§ **Aim of the task**: Output the full material exactly as it appears here.

Stored entries

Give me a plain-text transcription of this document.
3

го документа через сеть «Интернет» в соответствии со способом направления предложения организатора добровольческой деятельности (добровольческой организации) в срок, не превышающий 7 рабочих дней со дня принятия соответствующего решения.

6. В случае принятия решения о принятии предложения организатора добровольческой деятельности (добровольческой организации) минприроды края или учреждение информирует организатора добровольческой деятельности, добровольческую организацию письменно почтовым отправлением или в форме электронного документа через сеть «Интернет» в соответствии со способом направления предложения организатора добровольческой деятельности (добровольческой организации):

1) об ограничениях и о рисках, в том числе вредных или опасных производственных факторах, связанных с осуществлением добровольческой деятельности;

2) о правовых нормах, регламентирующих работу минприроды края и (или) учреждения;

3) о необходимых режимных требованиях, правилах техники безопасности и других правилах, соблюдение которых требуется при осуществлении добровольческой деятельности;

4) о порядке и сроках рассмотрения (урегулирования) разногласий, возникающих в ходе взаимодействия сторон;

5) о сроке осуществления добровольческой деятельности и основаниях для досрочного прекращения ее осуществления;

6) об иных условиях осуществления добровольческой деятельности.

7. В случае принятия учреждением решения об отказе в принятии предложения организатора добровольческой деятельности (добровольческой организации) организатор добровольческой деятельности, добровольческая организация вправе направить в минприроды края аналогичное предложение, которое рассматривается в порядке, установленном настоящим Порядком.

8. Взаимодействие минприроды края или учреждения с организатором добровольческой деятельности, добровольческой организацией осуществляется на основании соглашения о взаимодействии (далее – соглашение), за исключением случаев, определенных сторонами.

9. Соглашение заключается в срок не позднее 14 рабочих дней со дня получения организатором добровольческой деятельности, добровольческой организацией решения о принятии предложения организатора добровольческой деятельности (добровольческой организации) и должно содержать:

§ **Solution for this exercise**:
Give me a plain-text transcription of this document.
3

го документа через сеть «Интернет» в соответствии со способом направления предложения организатора добровольческой деятельности (добровольческой организации) в срок, не превышающий 7 рабочих дней со дня принятия соответствующего решения.

6. В случае принятия решения о принятии предложения организатора добровольческой деятельности (добровольческой организации) минприроды края или учреждение информирует организатора добровольческой деятельности, добровольческую организацию письменно почтовым отправлением или в форме электронного документа через сеть «Интернет» в соответствии со способом направления предложения организатора добровольческой деятельности (добровольческой организации):

1) об ограничениях и о рисках, в том числе вредных или опасных производственных факторах, связанных с осуществлением добровольческой деятельности;

2) о правовых нормах, регламентирующих работу минприроды края и (или) учреждения;

3) о необходимых режимных требованиях, правилах техники безопасности и других правилах, соблюдение которых требуется при осуществлении добровольческой деятельности;

4) о порядке и сроках рассмотрения (урегулирования) разногласий, возникающих в ходе взаимодействия сторон;

5) о сроке осуществления добровольческой деятельности и основаниях для досрочного прекращения ее осуществления;

6) об иных условиях осуществления добровольческой деятельности.

7. В случае принятия учреждением решения об отказе в принятии предложения организатора добровольческой деятельности (добровольческой организации) организатор добровольческой деятельности, добровольческая организация вправе направить в минприроды края аналогичное предложение, которое рассматривается в порядке, установленном настоящим Порядком.

8. Взаимодействие минприроды края или учреждения с организатором добровольческой деятельности, добровольческой организацией осуществляется на основании соглашения о взаимодействии (далее – соглашение), за исключением случаев, определенных сторонами.

9. Соглашение заключается в срок не позднее 14 рабочих дней со дня получения организатором добровольческой деятельности, добровольческой организацией решения о принятии предложения организатора добровольческой деятельности (добровольческой организации) и должно содержать:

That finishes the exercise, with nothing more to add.